> **Short exercise**:
Write out the records word for word, with no pictures.

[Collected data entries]

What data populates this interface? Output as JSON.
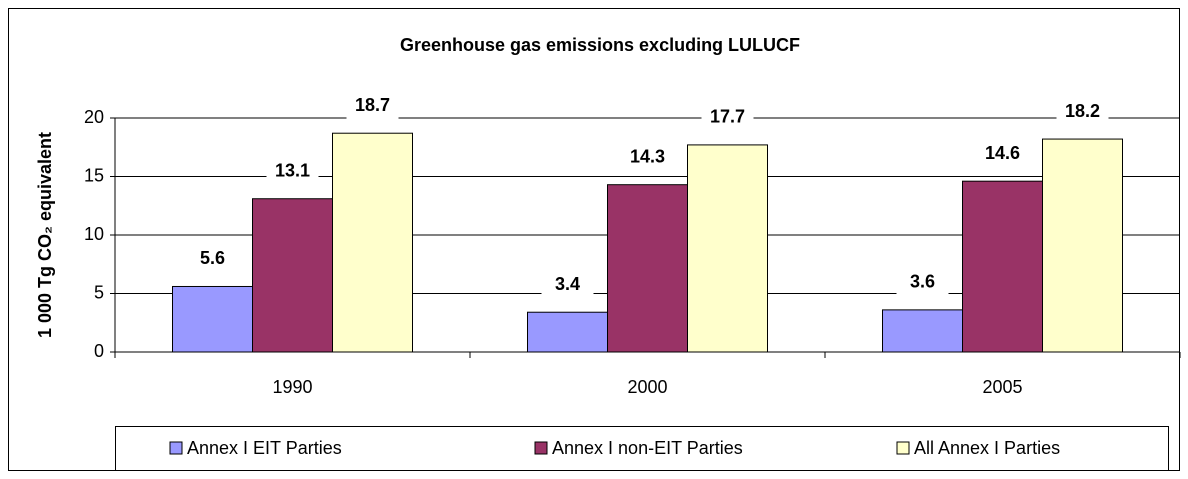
{
  "chart_data": {
    "type": "bar",
    "title": "Greenhouse gas emissions excluding LULUCF",
    "y_label": "1 000 Tg CO₂ equivalent",
    "categories": [
      "1990",
      "2000",
      "2005"
    ],
    "series": [
      {
        "name": "Annex I EIT Parties",
        "color": "#9999ff",
        "values": [
          5.6,
          3.4,
          3.6
        ]
      },
      {
        "name": "Annex I non-EIT Parties",
        "color": "#993366",
        "values": [
          13.1,
          14.3,
          14.6
        ]
      },
      {
        "name": "All Annex I Parties",
        "color": "#ffffcc",
        "values": [
          18.7,
          17.7,
          18.2
        ]
      }
    ],
    "ylim": [
      0,
      20
    ],
    "yticks": [
      0,
      5,
      10,
      15,
      20
    ],
    "grid": true,
    "legend": "bottom"
  }
}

> **Answer below**:
What data populates this interface? Output as JSON.
{
  "chart_data": {
    "type": "bar",
    "title": "Greenhouse gas emissions excluding LULUCF",
    "y_label": "1 000 Tg CO₂ equivalent",
    "categories": [
      "1990",
      "2000",
      "2005"
    ],
    "series": [
      {
        "name": "Annex I EIT Parties",
        "color": "#9999ff",
        "values": [
          5.6,
          3.4,
          3.6
        ]
      },
      {
        "name": "Annex I non-EIT Parties",
        "color": "#993366",
        "values": [
          13.1,
          14.3,
          14.6
        ]
      },
      {
        "name": "All Annex I Parties",
        "color": "#ffffcc",
        "values": [
          18.7,
          17.7,
          18.2
        ]
      }
    ],
    "ylim": [
      0,
      20
    ],
    "yticks": [
      0,
      5,
      10,
      15,
      20
    ],
    "grid": true,
    "legend": "bottom"
  }
}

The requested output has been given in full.